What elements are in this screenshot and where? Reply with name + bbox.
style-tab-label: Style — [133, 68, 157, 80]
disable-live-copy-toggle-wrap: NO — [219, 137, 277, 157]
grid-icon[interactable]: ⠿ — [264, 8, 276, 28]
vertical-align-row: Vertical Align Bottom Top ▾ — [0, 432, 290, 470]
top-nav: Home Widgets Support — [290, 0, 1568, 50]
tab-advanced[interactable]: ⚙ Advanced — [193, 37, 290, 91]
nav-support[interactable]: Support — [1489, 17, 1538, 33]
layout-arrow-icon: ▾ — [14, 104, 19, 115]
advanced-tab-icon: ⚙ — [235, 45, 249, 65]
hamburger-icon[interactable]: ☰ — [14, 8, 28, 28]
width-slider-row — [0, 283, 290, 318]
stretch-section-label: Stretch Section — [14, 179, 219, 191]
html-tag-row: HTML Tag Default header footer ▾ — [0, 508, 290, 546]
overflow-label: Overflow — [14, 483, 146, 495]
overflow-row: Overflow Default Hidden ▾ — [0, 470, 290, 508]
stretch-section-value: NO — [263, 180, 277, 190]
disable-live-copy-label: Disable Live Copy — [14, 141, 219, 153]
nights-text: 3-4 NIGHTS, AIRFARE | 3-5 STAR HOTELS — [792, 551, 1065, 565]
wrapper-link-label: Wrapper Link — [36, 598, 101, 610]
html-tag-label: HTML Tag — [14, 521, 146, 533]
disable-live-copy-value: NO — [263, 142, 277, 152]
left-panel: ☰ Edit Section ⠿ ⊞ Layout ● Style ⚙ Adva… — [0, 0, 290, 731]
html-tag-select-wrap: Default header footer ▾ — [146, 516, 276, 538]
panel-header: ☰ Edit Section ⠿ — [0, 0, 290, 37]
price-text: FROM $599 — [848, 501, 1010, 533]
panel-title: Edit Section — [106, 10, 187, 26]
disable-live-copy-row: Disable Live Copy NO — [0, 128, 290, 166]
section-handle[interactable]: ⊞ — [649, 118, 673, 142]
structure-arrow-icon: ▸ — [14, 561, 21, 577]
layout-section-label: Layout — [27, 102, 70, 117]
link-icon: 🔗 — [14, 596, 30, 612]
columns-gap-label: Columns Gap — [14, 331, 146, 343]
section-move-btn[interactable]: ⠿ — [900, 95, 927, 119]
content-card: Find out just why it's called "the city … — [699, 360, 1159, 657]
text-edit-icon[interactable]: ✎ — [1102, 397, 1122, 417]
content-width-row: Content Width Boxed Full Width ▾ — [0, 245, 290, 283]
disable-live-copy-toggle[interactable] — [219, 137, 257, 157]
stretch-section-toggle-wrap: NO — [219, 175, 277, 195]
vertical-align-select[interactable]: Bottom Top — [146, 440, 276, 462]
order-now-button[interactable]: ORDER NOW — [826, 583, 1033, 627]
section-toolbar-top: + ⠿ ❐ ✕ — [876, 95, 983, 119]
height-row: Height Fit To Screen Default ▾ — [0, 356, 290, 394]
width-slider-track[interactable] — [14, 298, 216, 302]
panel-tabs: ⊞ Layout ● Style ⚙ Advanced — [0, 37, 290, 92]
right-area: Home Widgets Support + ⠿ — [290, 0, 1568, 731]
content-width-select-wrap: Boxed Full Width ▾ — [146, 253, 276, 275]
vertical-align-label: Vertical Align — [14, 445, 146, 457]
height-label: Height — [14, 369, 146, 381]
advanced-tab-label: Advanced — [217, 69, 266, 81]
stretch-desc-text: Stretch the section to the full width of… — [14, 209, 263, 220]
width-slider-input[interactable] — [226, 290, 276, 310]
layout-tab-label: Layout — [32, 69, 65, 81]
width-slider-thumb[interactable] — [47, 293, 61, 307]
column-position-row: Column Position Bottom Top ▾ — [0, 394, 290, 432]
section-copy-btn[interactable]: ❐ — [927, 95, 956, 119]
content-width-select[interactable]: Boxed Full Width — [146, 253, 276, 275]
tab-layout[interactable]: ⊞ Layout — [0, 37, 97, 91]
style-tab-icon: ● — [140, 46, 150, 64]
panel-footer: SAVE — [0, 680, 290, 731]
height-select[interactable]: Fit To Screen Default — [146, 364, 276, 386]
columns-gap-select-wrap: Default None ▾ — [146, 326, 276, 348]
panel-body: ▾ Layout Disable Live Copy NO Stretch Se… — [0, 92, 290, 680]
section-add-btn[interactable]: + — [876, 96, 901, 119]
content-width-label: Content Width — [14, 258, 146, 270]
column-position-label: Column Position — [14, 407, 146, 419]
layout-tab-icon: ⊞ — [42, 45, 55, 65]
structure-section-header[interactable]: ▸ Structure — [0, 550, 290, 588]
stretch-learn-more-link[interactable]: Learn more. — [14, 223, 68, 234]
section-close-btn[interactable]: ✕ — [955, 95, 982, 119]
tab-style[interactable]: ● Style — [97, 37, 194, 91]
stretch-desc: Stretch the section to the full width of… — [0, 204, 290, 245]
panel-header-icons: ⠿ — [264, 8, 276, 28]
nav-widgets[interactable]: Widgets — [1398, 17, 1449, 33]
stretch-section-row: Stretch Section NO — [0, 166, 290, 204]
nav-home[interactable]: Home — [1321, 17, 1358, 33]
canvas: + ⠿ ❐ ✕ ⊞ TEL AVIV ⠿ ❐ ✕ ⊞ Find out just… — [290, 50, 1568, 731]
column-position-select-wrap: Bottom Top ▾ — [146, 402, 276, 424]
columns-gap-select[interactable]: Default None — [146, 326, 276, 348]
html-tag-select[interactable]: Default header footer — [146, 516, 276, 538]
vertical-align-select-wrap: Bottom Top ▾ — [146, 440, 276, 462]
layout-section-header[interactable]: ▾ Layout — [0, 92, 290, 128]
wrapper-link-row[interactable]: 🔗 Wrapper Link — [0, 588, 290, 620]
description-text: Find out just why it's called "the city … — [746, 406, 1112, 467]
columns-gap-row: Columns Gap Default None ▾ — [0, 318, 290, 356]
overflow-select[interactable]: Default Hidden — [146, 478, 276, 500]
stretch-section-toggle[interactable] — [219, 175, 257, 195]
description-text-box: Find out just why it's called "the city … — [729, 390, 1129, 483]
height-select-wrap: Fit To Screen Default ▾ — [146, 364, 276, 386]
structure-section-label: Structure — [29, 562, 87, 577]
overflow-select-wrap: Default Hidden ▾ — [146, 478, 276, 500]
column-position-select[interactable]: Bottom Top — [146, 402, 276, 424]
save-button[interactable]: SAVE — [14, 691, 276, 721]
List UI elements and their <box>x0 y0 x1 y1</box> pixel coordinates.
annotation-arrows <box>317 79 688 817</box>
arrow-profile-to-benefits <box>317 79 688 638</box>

■ ■ ■ ■ ■

_Work instructions_
Quote the records from their first line through the line that contains "layout-arrow-icon: ▾ — [14, 104, 19, 115]", both included.

_Solution_
What elements are in this screenshot and where? Reply with name + bbox.
style-tab-label: Style — [133, 68, 157, 80]
disable-live-copy-toggle-wrap: NO — [219, 137, 277, 157]
grid-icon[interactable]: ⠿ — [264, 8, 276, 28]
vertical-align-row: Vertical Align Bottom Top ▾ — [0, 432, 290, 470]
top-nav: Home Widgets Support — [290, 0, 1568, 50]
tab-advanced[interactable]: ⚙ Advanced — [193, 37, 290, 91]
nav-support[interactable]: Support — [1489, 17, 1538, 33]
layout-arrow-icon: ▾ — [14, 104, 19, 115]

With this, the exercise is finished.